◆ INSTRUCTIONS FOR THE TASK ◆
Transcribe the lines below verbatim, skipping the images.

◆ EXTRACTED RECORDS ◆
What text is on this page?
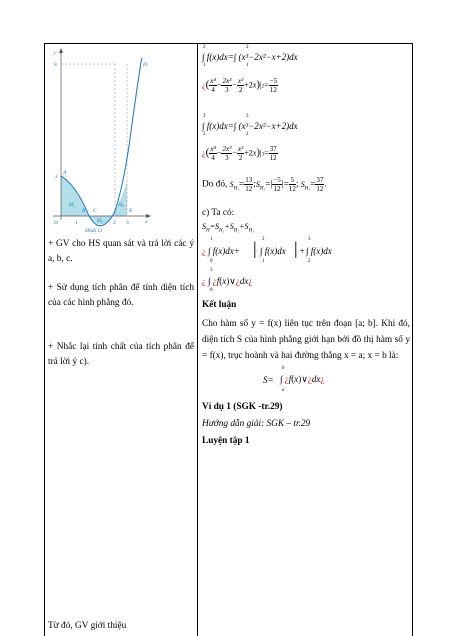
y
x
8
2
O	1	2 3
A
B C
D
E
H1
H2
H3
Hình 11
+ GV cho HS quan sát và trả lời các ý a, b, c.
+ Sử dụng tích phân để tính diện tích của các hình phẳng đó.
+ Nhắc lại tính chất của tích phân để trả lời ý c).
Từ đó, GV giới thiệu
2
1
∫ f(x)dx=∫ (x³−2x²−x+2)dx
2
1
¿( $\frac{\text{x⁴}}{4} - \frac{\text{2x³}}{3} - \frac{\text{x²}}{2} +2x)|2= \frac{-5}{12}$
3
2
∫ f(x)dx=∫ (x³−2x²−x+2)dx
3
2
¿( $\frac{\text{x⁴}}{4} - \frac{\text{2x³}}{3} - \frac{\text{x²}}{2} +2x)|3= \frac{37}{12}$
Do đó, $S_{H_1}= \frac{13}{12}$ $;S_{H_2}=| \frac{-5}{12}$ |= $\frac{5}{12}$ ; $S_{H_3}= \frac{37}{12}$ .
c) Ta có:
$S_H=S_{H_1}+S_{H_2}+S_{H_3}$
¿
1
0
∫ f(x)dx+ | 2
1
∫ f(x)dx | +
3
2
∫ f(x)dx
¿
3
0
∫ ¿f(x)∨¿dx¿
Kết luận
Cho hàm số y = f(x) liên tục trên đoạn [a; b]. Khi đó, diện tích S của hình phẳng giới hạn bởi đồ thị hàm số y = f(x), trục hoành và hai đường thẳng x = a; x = b là:
S=
b
a
∫ ¿f(x)∨¿dx¿
Ví dụ 1 (SGK -tr.29)
Hướng dẫn giải: SGK – tr.29
Luyện tập 1
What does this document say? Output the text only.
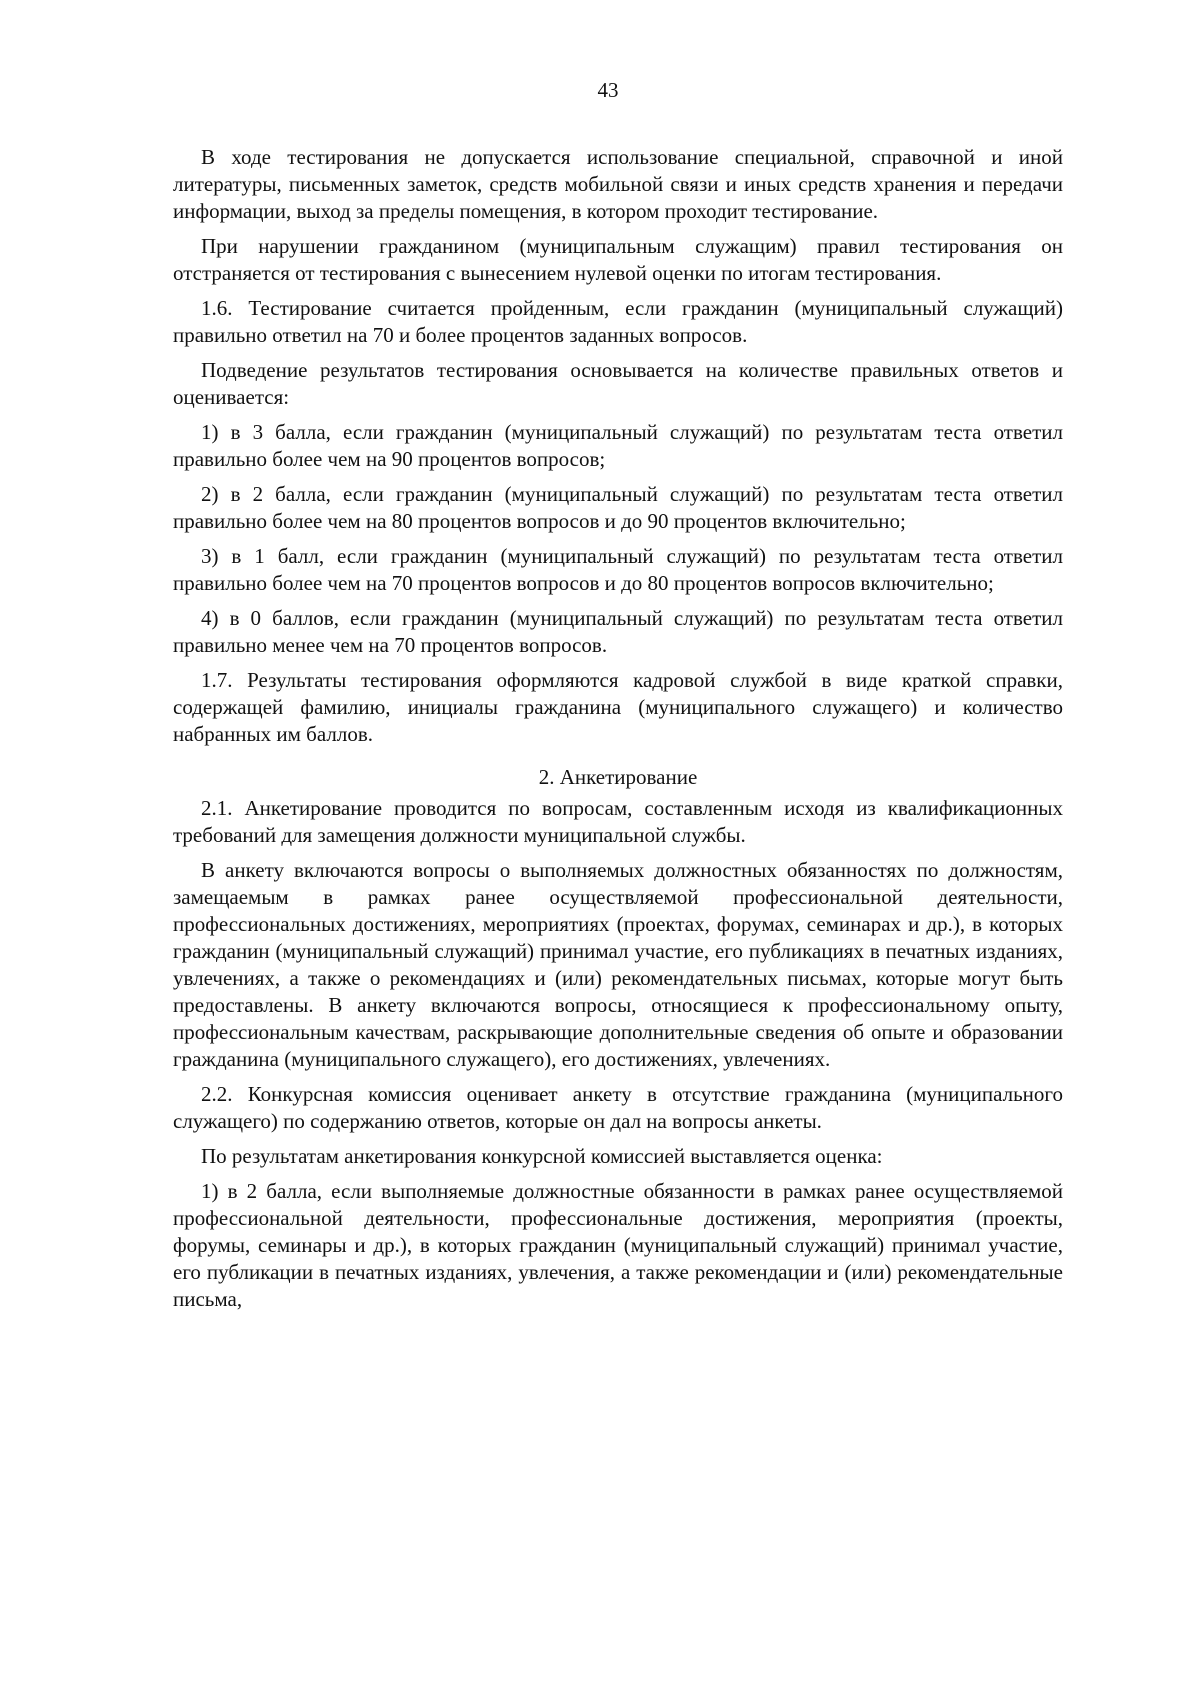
43

В ходе тестирования не допускается использование специальной, справочной и иной литературы, письменных заметок, средств мобильной связи и иных средств хранения и передачи информации, выход за пределы помещения, в котором проходит тестирование.

При нарушении гражданином (муниципальным служащим) правил тестирования он отстраняется от тестирования с вынесением нулевой оценки по итогам тестирования.

1.6. Тестирование считается пройденным, если гражданин (муниципальный служащий) правильно ответил на 70 и более процентов заданных вопросов.

Подведение результатов тестирования основывается на количестве правильных ответов и оценивается:

1) в 3 балла, если гражданин (муниципальный служащий) по результатам теста ответил правильно более чем на 90 процентов вопросов;

2) в 2 балла, если гражданин (муниципальный служащий) по результатам теста ответил правильно более чем на 80 процентов вопросов и до 90 процентов включительно;

3) в 1 балл, если гражданин (муниципальный служащий) по результатам теста ответил правильно более чем на 70 процентов вопросов и до 80 процентов вопросов включительно;

4) в 0 баллов, если гражданин (муниципальный служащий) по результатам теста ответил правильно менее чем на 70 процентов вопросов.

1.7. Результаты тестирования оформляются кадровой службой в виде краткой справки, содержащей фамилию, инициалы гражданина (муниципального служащего) и количество набранных им баллов.

2. Анкетирование

2.1. Анкетирование проводится по вопросам, составленным исходя из квалификационных требований для замещения должности муниципальной службы.

В анкету включаются вопросы о выполняемых должностных обязанностях по должностям, замещаемым в рамках ранее осуществляемой профессиональной деятельности, профессиональных достижениях, мероприятиях (проектах, форумах, семинарах и др.), в которых гражданин (муниципальный служащий) принимал участие, его публикациях в печатных изданиях, увлечениях, а также о рекомендациях и (или) рекомендательных письмах, которые могут быть предоставлены. В анкету включаются вопросы, относящиеся к профессиональному опыту, профессиональным качествам, раскрывающие дополнительные сведения об опыте и образовании гражданина (муниципального служащего), его достижениях, увлечениях.

2.2. Конкурсная комиссия оценивает анкету в отсутствие гражданина (муниципального служащего) по содержанию ответов, которые он дал на вопросы анкеты.

По результатам анкетирования конкурсной комиссией выставляется оценка:

1) в 2 балла, если выполняемые должностные обязанности в рамках ранее осуществляемой профессиональной деятельности, профессиональные достижения, мероприятия (проекты, форумы, семинары и др.), в которых гражданин (муниципальный служащий) принимал участие, его публикации в печатных изданиях, увлечения, а также рекомендации и (или) рекомендательные письма,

◆ TASK ANSWER ◆
What text is on this page?
y
x
8
2
O	1	2 3
A
B C
D
E
H1
H2
H3
Hình 11
+ GV cho HS quan sát và trả lời các ý a, b, c.
+ Sử dụng tích phân để tính diện tích của các hình phẳng đó.
+ Nhắc lại tính chất của tích phân để trả lời ý c).
Từ đó, GV giới thiệu
2
1
∫ f(x)dx=∫ (x³−2x²−x+2)dx
2
1
¿( $\frac{\text{x⁴}}{4} - \frac{\text{2x³}}{3} - \frac{\text{x²}}{2} +2x)|2= \frac{-5}{12}$
3
2
∫ f(x)dx=∫ (x³−2x²−x+2)dx
3
2
¿( $\frac{\text{x⁴}}{4} - \frac{\text{2x³}}{3} - \frac{\text{x²}}{2} +2x)|3= \frac{37}{12}$
Do đó, $S_{H_1}= \frac{13}{12}$ $;S_{H_2}=| \frac{-5}{12}$ |= $\frac{5}{12}$ ; $S_{H_3}= \frac{37}{12}$ .
c) Ta có:
$S_H=S_{H_1}+S_{H_2}+S_{H_3}$
¿
1
0
∫ f(x)dx+ | 2
1
∫ f(x)dx | +
3
2
∫ f(x)dx
¿
3
0
∫ ¿f(x)∨¿dx¿
Kết luận
Cho hàm số y = f(x) liên tục trên đoạn [a; b]. Khi đó, diện tích S của hình phẳng giới hạn bởi đồ thị hàm số y = f(x), trục hoành và hai đường thẳng x = a; x = b là:
S=
b
a
∫ ¿f(x)∨¿dx¿
Ví dụ 1 (SGK -tr.29)
Hướng dẫn giải: SGK – tr.29
Luyện tập 1
What does this document say? Output the text only.
43

В ходе тестирования не допускается использование специальной, справочной и иной литературы, письменных заметок, средств мобильной связи и иных средств хранения и передачи информации, выход за пределы помещения, в котором проходит тестирование.

При нарушении гражданином (муниципальным служащим) правил тестирования он отстраняется от тестирования с вынесением нулевой оценки по итогам тестирования.

1.6. Тестирование считается пройденным, если гражданин (муниципальный служащий) правильно ответил на 70 и более процентов заданных вопросов.

Подведение результатов тестирования основывается на количестве правильных ответов и оценивается:

1) в 3 балла, если гражданин (муниципальный служащий) по результатам теста ответил правильно более чем на 90 процентов вопросов;

2) в 2 балла, если гражданин (муниципальный служащий) по результатам теста ответил правильно более чем на 80 процентов вопросов и до 90 процентов включительно;

3) в 1 балл, если гражданин (муниципальный служащий) по результатам теста ответил правильно более чем на 70 процентов вопросов и до 80 процентов вопросов включительно;

4) в 0 баллов, если гражданин (муниципальный служащий) по результатам теста ответил правильно менее чем на 70 процентов вопросов.

1.7. Результаты тестирования оформляются кадровой службой в виде краткой справки, содержащей фамилию, инициалы гражданина (муниципального служащего) и количество набранных им баллов.

2. Анкетирование

2.1. Анкетирование проводится по вопросам, составленным исходя из квалификационных требований для замещения должности муниципальной службы.

В анкету включаются вопросы о выполняемых должностных обязанностях по должностям, замещаемым в рамках ранее осуществляемой профессиональной деятельности, профессиональных достижениях, мероприятиях (проектах, форумах, семинарах и др.), в которых гражданин (муниципальный служащий) принимал участие, его публикациях в печатных изданиях, увлечениях, а также о рекомендациях и (или) рекомендательных письмах, которые могут быть предоставлены. В анкету включаются вопросы, относящиеся к профессиональному опыту, профессиональным качествам, раскрывающие дополнительные сведения об опыте и образовании гражданина (муниципального служащего), его достижениях, увлечениях.

2.2. Конкурсная комиссия оценивает анкету в отсутствие гражданина (муниципального служащего) по содержанию ответов, которые он дал на вопросы анкеты.

По результатам анкетирования конкурсной комиссией выставляется оценка:

1) в 2 балла, если выполняемые должностные обязанности в рамках ранее осуществляемой профессиональной деятельности, профессиональные достижения, мероприятия (проекты, форумы, семинары и др.), в которых гражданин (муниципальный служащий) принимал участие, его публикации в печатных изданиях, увлечения, а также рекомендации и (или) рекомендательные письма,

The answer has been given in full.